▼▼▼
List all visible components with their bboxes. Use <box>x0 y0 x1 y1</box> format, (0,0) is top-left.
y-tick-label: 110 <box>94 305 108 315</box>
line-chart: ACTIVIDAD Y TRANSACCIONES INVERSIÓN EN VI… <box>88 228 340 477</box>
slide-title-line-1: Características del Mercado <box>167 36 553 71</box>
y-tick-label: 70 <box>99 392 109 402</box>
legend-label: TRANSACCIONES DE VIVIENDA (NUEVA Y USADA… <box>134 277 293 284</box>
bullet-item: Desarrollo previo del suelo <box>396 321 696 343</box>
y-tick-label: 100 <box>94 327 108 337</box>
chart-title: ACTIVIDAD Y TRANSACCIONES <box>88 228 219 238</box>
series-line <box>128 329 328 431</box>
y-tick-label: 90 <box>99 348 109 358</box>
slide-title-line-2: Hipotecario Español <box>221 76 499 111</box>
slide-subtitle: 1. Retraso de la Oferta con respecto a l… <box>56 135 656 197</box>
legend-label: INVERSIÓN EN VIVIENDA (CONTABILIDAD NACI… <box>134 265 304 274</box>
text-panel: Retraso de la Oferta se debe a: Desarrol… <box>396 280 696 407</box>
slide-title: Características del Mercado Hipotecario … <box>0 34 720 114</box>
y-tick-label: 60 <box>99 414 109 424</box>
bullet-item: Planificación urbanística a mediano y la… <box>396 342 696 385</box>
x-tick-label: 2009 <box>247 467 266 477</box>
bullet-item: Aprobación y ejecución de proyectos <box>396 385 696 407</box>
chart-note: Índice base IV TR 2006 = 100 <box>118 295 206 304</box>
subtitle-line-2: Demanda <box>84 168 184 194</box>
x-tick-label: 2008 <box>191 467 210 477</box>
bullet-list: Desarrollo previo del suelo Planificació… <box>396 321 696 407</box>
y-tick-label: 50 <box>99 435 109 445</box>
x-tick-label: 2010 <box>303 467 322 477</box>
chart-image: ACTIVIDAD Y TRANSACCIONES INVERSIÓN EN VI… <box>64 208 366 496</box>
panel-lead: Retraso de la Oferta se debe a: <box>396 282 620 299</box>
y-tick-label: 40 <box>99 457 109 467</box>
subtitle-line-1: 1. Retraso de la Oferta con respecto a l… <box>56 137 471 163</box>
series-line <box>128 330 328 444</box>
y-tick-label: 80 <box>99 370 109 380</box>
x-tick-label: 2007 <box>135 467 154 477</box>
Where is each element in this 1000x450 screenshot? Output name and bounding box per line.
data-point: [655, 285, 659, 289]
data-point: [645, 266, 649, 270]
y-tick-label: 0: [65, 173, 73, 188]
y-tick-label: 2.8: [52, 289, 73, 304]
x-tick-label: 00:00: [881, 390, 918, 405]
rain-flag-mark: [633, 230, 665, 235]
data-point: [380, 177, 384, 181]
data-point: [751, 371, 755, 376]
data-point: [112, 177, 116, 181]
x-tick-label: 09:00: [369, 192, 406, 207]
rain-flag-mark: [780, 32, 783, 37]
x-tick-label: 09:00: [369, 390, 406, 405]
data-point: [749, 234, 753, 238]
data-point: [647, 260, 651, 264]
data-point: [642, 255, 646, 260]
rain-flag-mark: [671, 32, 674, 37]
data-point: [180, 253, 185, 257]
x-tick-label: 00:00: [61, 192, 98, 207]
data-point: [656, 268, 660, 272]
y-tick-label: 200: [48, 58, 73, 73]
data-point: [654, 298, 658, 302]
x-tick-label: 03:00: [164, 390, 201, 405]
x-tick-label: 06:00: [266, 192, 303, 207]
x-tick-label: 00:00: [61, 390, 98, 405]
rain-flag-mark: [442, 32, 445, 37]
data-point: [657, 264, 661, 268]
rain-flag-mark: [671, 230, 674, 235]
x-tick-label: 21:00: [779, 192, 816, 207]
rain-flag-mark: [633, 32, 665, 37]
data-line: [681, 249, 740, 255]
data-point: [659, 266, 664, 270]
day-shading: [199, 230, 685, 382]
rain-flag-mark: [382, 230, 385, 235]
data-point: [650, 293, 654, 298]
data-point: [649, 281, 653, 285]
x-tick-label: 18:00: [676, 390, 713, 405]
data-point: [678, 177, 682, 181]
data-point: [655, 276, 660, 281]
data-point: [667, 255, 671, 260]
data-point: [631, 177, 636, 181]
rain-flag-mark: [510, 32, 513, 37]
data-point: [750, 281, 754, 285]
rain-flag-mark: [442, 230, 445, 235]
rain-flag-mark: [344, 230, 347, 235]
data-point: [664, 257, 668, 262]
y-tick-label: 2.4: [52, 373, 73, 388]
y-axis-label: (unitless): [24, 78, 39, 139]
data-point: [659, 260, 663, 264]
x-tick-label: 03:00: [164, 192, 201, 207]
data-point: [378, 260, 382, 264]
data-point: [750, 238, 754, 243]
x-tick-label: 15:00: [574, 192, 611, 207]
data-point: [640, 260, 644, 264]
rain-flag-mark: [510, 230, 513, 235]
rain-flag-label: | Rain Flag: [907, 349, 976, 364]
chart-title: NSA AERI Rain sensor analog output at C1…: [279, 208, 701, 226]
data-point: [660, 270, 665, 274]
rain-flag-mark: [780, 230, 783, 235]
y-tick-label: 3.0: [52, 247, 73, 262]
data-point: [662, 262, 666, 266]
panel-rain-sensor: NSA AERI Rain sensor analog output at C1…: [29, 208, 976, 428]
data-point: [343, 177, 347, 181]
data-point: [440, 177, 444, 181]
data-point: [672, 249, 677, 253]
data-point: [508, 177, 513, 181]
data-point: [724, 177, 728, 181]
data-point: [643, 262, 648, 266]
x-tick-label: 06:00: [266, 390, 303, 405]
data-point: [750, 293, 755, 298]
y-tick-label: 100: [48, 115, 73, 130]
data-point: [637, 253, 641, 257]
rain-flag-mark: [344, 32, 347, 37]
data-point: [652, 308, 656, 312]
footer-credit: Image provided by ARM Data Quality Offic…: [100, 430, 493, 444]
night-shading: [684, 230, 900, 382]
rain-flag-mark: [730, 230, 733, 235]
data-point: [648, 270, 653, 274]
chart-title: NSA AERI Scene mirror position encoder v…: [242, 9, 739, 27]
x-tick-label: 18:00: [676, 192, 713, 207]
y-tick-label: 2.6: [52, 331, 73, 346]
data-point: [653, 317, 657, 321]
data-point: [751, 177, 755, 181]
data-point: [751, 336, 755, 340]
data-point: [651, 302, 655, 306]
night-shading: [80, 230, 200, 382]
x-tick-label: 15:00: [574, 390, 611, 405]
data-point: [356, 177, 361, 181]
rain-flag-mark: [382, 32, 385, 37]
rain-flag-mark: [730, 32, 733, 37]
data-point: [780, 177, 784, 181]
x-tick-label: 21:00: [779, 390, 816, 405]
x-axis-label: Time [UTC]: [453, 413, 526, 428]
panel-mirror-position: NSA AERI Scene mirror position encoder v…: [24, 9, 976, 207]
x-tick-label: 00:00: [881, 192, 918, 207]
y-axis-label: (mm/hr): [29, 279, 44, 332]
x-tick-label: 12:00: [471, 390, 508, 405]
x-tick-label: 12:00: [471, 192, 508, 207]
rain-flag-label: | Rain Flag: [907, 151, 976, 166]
▲▲▲
Instructions to follow:
Reproduce all of the rows above word for word, with nothing changed, added, or left out.

The response:
List all visible components with their bboxes. Use <box>x0 y0 x1 y1</box> format, (0,0) is top-left.
y-tick-label: 110 <box>94 305 108 315</box>
line-chart: ACTIVIDAD Y TRANSACCIONES INVERSIÓN EN VI… <box>88 228 340 477</box>
slide-title-line-1: Características del Mercado <box>167 36 553 71</box>
y-tick-label: 70 <box>99 392 109 402</box>
legend-label: TRANSACCIONES DE VIVIENDA (NUEVA Y USADA… <box>134 277 293 284</box>
bullet-item: Desarrollo previo del suelo <box>396 321 696 343</box>
y-tick-label: 100 <box>94 327 108 337</box>
chart-title: ACTIVIDAD Y TRANSACCIONES <box>88 228 219 238</box>
series-line <box>128 329 328 431</box>
y-tick-label: 90 <box>99 348 109 358</box>
slide-title-line-2: Hipotecario Español <box>221 76 499 111</box>
slide-subtitle: 1. Retraso de la Oferta con respecto a l… <box>56 135 656 197</box>
legend-label: INVERSIÓN EN VIVIENDA (CONTABILIDAD NACI… <box>134 265 304 274</box>
text-panel: Retraso de la Oferta se debe a: Desarrol… <box>396 280 696 407</box>
slide-title: Características del Mercado Hipotecario … <box>0 34 720 114</box>
y-tick-label: 60 <box>99 414 109 424</box>
bullet-item: Planificación urbanística a mediano y la… <box>396 342 696 385</box>
x-tick-label: 2009 <box>247 467 266 477</box>
bullet-item: Aprobación y ejecución de proyectos <box>396 385 696 407</box>
chart-note: Índice base IV TR 2006 = 100 <box>118 295 206 304</box>
subtitle-line-2: Demanda <box>84 168 184 194</box>
x-tick-label: 2008 <box>191 467 210 477</box>
bullet-list: Desarrollo previo del suelo Planificació… <box>396 321 696 407</box>
y-tick-label: 50 <box>99 435 109 445</box>
x-tick-label: 2010 <box>303 467 322 477</box>
chart-image: ACTIVIDAD Y TRANSACCIONES INVERSIÓN EN VI… <box>64 208 366 496</box>
panel-lead: Retraso de la Oferta se debe a: <box>396 282 620 299</box>
y-tick-label: 40 <box>99 457 109 467</box>
subtitle-line-1: 1. Retraso de la Oferta con respecto a l… <box>56 137 471 163</box>
series-line <box>128 330 328 444</box>
y-tick-label: 80 <box>99 370 109 380</box>
x-tick-label: 2007 <box>135 467 154 477</box>
Where is each element in this 1000x450 screenshot? Output name and bounding box per line.
data-point: [655, 285, 659, 289]
data-point: [645, 266, 649, 270]
y-tick-label: 0: [65, 173, 73, 188]
y-tick-label: 2.8: [52, 289, 73, 304]
x-tick-label: 00:00: [881, 390, 918, 405]
rain-flag-mark: [633, 230, 665, 235]
data-point: [380, 177, 384, 181]
data-point: [751, 371, 755, 376]
data-point: [112, 177, 116, 181]
x-tick-label: 09:00: [369, 192, 406, 207]
rain-flag-mark: [780, 32, 783, 37]
x-tick-label: 09:00: [369, 390, 406, 405]
data-point: [749, 234, 753, 238]
data-point: [647, 260, 651, 264]
data-point: [642, 255, 646, 260]
rain-flag-mark: [671, 32, 674, 37]
data-point: [180, 253, 185, 257]
x-tick-label: 00:00: [61, 192, 98, 207]
data-point: [656, 268, 660, 272]
y-tick-label: 200: [48, 58, 73, 73]
data-point: [654, 298, 658, 302]
x-tick-label: 03:00: [164, 390, 201, 405]
x-tick-label: 06:00: [266, 192, 303, 207]
x-tick-label: 00:00: [61, 390, 98, 405]
rain-flag-mark: [442, 32, 445, 37]
data-point: [657, 264, 661, 268]
rain-flag-mark: [671, 230, 674, 235]
x-tick-label: 21:00: [779, 192, 816, 207]
rain-flag-mark: [633, 32, 665, 37]
data-line: [681, 249, 740, 255]
data-point: [659, 266, 664, 270]
day-shading: [199, 230, 685, 382]
rain-flag-mark: [382, 230, 385, 235]
data-point: [650, 293, 654, 298]
data-point: [649, 281, 653, 285]
x-tick-label: 18:00: [676, 390, 713, 405]
data-point: [678, 177, 682, 181]
data-point: [655, 276, 660, 281]
data-point: [667, 255, 671, 260]
data-point: [631, 177, 636, 181]
rain-flag-mark: [510, 32, 513, 37]
data-point: [750, 281, 754, 285]
rain-flag-mark: [442, 230, 445, 235]
rain-flag-mark: [344, 230, 347, 235]
data-point: [664, 257, 668, 262]
y-tick-label: 2.4: [52, 373, 73, 388]
y-axis-label: (unitless): [24, 78, 39, 139]
data-point: [659, 260, 663, 264]
x-tick-label: 03:00: [164, 192, 201, 207]
data-point: [378, 260, 382, 264]
data-point: [750, 238, 754, 243]
x-tick-label: 15:00: [574, 192, 611, 207]
data-point: [640, 260, 644, 264]
rain-flag-mark: [510, 230, 513, 235]
rain-flag-label: | Rain Flag: [907, 349, 976, 364]
chart-title: NSA AERI Rain sensor analog output at C1…: [279, 208, 701, 226]
data-point: [660, 270, 665, 274]
rain-flag-mark: [780, 230, 783, 235]
y-tick-label: 3.0: [52, 247, 73, 262]
data-point: [662, 262, 666, 266]
panel-rain-sensor: NSA AERI Rain sensor analog output at C1…: [29, 208, 976, 428]
data-point: [343, 177, 347, 181]
data-point: [440, 177, 444, 181]
data-point: [672, 249, 677, 253]
data-point: [508, 177, 513, 181]
data-point: [724, 177, 728, 181]
data-point: [643, 262, 648, 266]
x-tick-label: 06:00: [266, 390, 303, 405]
data-point: [750, 293, 755, 298]
y-tick-label: 100: [48, 115, 73, 130]
data-point: [637, 253, 641, 257]
rain-flag-mark: [344, 32, 347, 37]
data-point: [652, 308, 656, 312]
footer-credit: Image provided by ARM Data Quality Offic…: [100, 430, 493, 444]
night-shading: [684, 230, 900, 382]
rain-flag-mark: [730, 230, 733, 235]
data-point: [648, 270, 653, 274]
chart-title: NSA AERI Scene mirror position encoder v…: [242, 9, 739, 27]
x-tick-label: 18:00: [676, 192, 713, 207]
y-tick-label: 2.6: [52, 331, 73, 346]
data-point: [653, 317, 657, 321]
data-point: [751, 177, 755, 181]
data-point: [751, 336, 755, 340]
data-point: [651, 302, 655, 306]
night-shading: [80, 230, 200, 382]
x-tick-label: 15:00: [574, 390, 611, 405]
data-point: [356, 177, 361, 181]
rain-flag-mark: [382, 32, 385, 37]
rain-flag-mark: [730, 32, 733, 37]
data-point: [780, 177, 784, 181]
x-tick-label: 21:00: [779, 390, 816, 405]
x-axis-label: Time [UTC]: [453, 413, 526, 428]
panel-mirror-position: NSA AERI Scene mirror position encoder v…: [24, 9, 976, 207]
x-tick-label: 00:00: [881, 192, 918, 207]
y-axis-label: (mm/hr): [29, 279, 44, 332]
x-tick-label: 12:00: [471, 390, 508, 405]
x-tick-label: 12:00: [471, 192, 508, 207]
rain-flag-label: | Rain Flag: [907, 151, 976, 166]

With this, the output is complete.